▸ Exercise brief
Find the word "triển" in the material below and gather every line that contains it.

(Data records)
__________

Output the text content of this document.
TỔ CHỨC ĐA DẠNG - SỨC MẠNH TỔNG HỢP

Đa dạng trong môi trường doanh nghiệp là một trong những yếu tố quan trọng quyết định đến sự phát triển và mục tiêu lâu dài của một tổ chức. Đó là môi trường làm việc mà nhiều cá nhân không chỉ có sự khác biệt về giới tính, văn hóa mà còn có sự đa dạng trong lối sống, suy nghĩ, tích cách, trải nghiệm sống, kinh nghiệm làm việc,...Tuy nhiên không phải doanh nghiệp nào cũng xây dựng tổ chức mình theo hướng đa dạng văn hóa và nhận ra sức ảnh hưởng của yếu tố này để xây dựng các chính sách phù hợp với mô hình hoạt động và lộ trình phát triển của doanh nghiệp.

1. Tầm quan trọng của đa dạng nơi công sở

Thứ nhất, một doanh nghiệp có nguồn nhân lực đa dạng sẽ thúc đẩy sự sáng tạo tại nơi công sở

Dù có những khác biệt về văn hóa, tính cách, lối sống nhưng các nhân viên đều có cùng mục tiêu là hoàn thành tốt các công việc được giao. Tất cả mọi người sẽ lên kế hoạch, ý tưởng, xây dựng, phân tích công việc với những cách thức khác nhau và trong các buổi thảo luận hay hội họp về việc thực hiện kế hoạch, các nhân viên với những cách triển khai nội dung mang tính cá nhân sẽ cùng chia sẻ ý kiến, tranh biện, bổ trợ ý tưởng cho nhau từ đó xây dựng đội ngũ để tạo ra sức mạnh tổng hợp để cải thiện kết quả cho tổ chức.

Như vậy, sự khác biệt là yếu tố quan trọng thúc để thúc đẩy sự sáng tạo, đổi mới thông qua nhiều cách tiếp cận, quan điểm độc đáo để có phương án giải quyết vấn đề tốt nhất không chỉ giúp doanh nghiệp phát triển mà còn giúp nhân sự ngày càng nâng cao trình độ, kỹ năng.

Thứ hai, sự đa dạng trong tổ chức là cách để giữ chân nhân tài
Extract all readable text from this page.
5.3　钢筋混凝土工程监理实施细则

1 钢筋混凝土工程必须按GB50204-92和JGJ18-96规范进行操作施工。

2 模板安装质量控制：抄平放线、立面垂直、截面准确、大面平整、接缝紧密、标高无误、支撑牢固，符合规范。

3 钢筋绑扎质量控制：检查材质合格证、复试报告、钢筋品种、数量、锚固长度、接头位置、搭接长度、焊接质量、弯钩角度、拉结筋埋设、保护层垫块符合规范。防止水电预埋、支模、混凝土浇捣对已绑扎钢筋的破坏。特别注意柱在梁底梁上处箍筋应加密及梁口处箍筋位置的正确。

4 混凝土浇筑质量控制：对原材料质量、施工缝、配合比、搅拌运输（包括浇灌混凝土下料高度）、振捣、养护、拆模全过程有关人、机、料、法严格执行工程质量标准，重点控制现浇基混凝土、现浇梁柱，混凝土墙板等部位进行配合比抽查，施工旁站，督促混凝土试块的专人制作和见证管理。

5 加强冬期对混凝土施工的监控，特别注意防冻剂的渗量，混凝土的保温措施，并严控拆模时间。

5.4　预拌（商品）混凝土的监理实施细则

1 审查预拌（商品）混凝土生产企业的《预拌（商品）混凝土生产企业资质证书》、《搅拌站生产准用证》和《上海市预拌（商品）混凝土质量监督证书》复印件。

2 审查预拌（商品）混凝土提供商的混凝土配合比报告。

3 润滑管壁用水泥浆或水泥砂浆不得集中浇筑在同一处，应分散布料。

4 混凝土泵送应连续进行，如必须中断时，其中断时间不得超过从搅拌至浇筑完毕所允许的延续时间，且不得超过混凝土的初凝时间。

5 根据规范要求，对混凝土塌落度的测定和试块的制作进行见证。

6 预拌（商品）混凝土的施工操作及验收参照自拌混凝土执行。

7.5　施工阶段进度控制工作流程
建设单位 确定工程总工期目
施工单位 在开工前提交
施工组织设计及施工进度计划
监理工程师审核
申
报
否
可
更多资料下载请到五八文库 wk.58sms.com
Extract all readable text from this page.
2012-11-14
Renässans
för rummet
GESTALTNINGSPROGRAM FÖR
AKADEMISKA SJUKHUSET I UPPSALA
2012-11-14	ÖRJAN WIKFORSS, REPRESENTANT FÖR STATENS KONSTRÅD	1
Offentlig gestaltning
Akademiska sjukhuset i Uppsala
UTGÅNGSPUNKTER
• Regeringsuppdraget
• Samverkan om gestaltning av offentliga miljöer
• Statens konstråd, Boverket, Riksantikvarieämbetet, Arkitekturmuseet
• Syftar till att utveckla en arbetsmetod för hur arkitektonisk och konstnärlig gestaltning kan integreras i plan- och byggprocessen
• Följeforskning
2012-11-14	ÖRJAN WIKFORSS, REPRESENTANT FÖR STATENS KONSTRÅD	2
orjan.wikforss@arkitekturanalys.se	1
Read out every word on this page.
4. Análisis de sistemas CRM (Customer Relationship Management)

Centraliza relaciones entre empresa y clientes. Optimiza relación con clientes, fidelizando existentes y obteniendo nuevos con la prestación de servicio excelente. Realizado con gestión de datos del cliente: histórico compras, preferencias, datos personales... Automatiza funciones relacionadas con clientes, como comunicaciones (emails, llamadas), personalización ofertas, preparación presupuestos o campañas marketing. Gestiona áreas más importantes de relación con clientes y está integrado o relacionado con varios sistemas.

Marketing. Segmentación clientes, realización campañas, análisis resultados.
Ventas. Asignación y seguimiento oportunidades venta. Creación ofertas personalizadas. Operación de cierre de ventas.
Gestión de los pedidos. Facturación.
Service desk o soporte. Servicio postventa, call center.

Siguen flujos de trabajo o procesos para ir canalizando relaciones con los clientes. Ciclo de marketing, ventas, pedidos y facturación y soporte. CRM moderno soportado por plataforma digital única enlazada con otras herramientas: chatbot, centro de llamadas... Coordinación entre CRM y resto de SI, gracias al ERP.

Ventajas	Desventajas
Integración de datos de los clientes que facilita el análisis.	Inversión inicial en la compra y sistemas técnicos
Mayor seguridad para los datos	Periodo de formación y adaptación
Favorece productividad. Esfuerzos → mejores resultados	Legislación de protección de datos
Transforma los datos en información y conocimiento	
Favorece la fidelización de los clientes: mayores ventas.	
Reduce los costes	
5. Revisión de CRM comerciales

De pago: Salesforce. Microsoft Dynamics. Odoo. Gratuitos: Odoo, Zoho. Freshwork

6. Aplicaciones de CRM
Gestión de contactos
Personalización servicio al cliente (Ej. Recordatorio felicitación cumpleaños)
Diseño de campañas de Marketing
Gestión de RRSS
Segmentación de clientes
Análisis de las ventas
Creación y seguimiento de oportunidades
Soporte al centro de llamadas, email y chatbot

__________

▸ Answer for this exercise
Đa dạng trong môi trường doanh nghiệp là một trong những yếu tố quan trọng quyết định đến sự phát triển và mục tiêu lâu dài của một tổ chức. Đó là môi trường làm việc mà nhiều cá nhân không chỉ có sự khác biệt về giới tính, văn hóa mà còn có sự đa dạng trong lối sống, suy nghĩ, tích cách, trải nghiệm sống, kinh nghiệm làm việc,...Tuy nhiên không phải doanh nghiệp nào cũng xây dựng tổ chức mình theo hướng đa dạng văn hóa và nhận ra sức ảnh hưởng của yếu tố này để xây dựng các chính sách phù hợp với mô hình hoạt động và lộ trình phát triển của doanh nghiệp.
Dù có những khác biệt về văn hóa, tính cách, lối sống nhưng các nhân viên đều có cùng mục tiêu là hoàn thành tốt các công việc được giao. Tất cả mọi người sẽ lên kế hoạch, ý tưởng, xây dựng, phân tích công việc với những cách thức khác nhau và trong các buổi thảo luận hay hội họp về việc thực hiện kế hoạch, các nhân viên với những cách triển khai nội dung mang tính cá nhân sẽ cùng chia sẻ ý kiến, tranh biện, bổ trợ ý tưởng cho nhau từ đó xây dựng đội ngũ để tạo ra sức mạnh tổng hợp để cải thiện kết quả cho tổ chức.
Như vậy, sự khác biệt là yếu tố quan trọng thúc để thúc đẩy sự sáng tạo, đổi mới thông qua nhiều cách tiếp cận, quan điểm độc đáo để có phương án giải quyết vấn đề tốt nhất không chỉ giúp doanh nghiệp phát triển mà còn giúp nhân sự ngày càng nâng cao trình độ, kỹ năng.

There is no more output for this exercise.